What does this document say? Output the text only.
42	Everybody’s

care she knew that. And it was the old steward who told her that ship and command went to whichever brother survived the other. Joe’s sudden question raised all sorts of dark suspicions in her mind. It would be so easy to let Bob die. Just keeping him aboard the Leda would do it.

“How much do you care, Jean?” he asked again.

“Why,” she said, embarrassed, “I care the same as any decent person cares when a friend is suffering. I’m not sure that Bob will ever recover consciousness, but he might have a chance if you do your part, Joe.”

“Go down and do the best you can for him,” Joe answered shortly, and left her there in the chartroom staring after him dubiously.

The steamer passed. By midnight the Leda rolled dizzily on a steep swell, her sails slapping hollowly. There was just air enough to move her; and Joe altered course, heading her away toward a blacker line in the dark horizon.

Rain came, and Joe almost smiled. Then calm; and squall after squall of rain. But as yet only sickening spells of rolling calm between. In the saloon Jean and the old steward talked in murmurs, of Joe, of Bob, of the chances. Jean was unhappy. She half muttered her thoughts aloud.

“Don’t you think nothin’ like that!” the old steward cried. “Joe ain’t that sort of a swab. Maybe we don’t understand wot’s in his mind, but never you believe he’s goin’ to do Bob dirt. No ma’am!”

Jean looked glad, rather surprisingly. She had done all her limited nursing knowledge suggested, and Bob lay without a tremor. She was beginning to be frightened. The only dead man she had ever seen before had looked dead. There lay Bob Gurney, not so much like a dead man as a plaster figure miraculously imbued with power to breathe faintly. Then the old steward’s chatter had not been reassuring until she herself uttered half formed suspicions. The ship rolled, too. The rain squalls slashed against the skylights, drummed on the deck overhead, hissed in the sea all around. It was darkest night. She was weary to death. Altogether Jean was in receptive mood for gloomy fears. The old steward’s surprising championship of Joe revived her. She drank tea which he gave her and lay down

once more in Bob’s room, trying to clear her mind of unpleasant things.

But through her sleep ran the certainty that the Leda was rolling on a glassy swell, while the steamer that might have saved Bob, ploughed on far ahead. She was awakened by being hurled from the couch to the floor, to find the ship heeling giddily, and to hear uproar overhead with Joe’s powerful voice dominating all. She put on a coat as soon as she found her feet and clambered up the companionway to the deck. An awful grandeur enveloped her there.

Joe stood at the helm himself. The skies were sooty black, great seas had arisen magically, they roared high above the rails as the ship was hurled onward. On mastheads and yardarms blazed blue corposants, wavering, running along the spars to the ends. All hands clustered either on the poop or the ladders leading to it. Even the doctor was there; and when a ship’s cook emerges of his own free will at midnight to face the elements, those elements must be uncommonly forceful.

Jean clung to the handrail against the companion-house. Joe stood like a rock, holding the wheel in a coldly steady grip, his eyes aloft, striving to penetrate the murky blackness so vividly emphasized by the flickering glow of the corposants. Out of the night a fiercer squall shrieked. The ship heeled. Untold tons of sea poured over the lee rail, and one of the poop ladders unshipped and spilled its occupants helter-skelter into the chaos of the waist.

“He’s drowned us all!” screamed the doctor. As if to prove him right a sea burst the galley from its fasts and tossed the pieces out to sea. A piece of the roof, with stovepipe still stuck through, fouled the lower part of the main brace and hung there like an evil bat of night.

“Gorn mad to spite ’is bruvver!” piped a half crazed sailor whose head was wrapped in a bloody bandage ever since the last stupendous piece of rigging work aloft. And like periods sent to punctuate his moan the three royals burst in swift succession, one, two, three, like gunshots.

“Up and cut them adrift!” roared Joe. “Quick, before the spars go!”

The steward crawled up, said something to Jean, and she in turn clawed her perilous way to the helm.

..............................

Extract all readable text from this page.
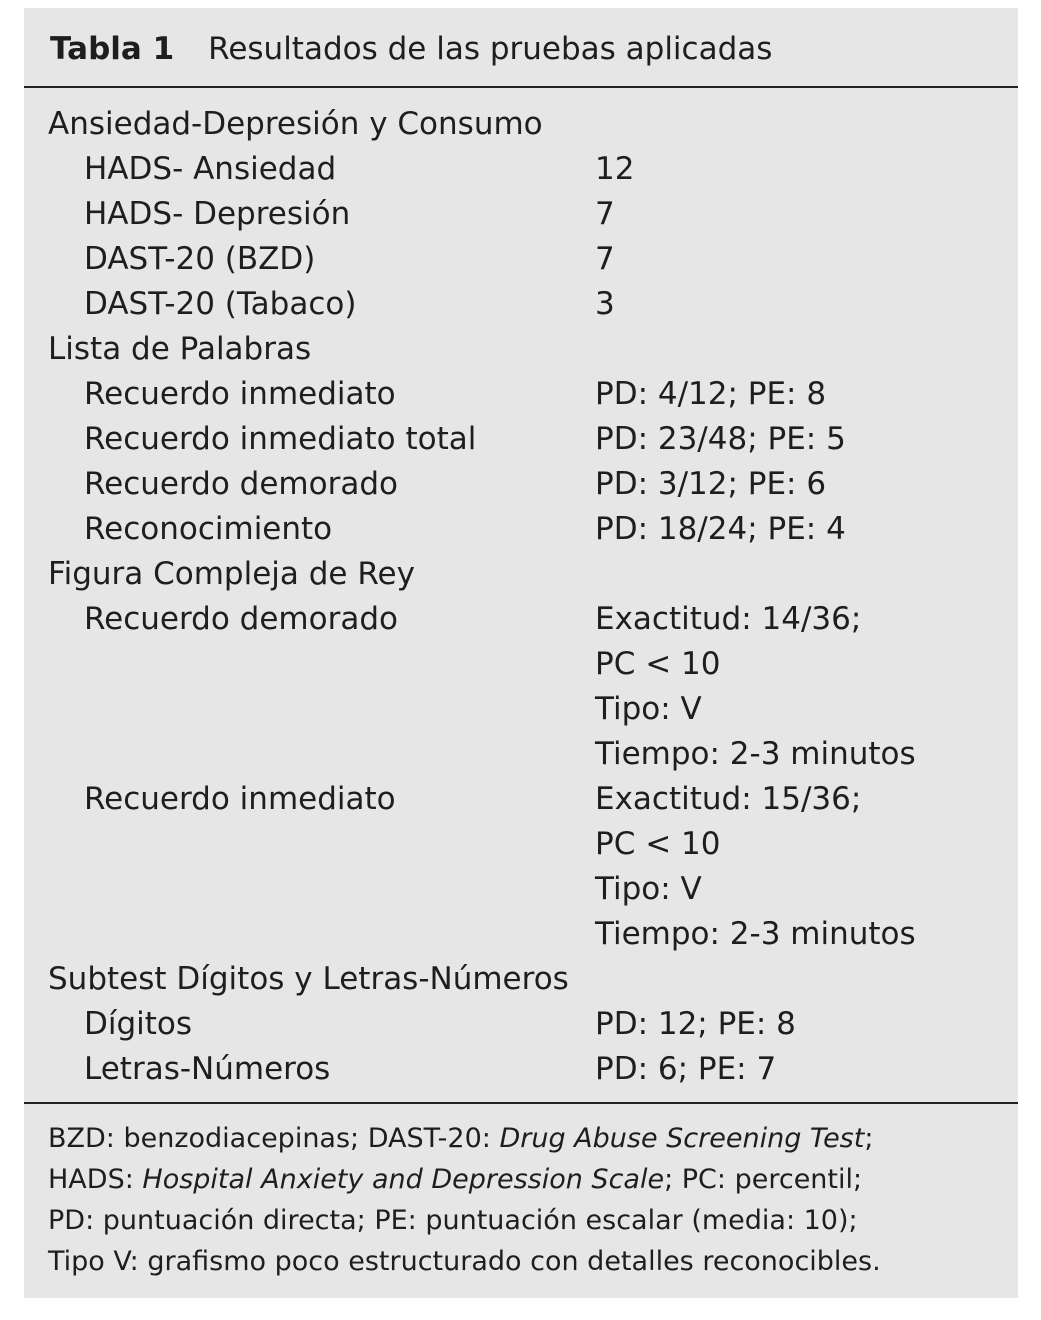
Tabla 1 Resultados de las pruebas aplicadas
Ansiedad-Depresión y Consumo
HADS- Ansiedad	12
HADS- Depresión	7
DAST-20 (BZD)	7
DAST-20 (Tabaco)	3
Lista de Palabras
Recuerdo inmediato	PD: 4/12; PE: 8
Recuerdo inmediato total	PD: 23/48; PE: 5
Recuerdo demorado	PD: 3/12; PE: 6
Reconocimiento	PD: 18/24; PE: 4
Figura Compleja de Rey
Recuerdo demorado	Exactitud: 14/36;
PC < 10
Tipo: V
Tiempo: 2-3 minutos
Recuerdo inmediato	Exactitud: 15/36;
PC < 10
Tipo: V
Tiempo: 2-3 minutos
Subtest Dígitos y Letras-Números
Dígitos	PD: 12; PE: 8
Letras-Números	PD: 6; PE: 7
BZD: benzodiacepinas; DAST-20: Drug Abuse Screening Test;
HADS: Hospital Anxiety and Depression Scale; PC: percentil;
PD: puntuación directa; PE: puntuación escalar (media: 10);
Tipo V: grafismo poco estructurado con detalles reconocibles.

..............................

Work to complete:
Count how many lines above carry the word "Ansiedad". Only the number is required.

Exercise result:
2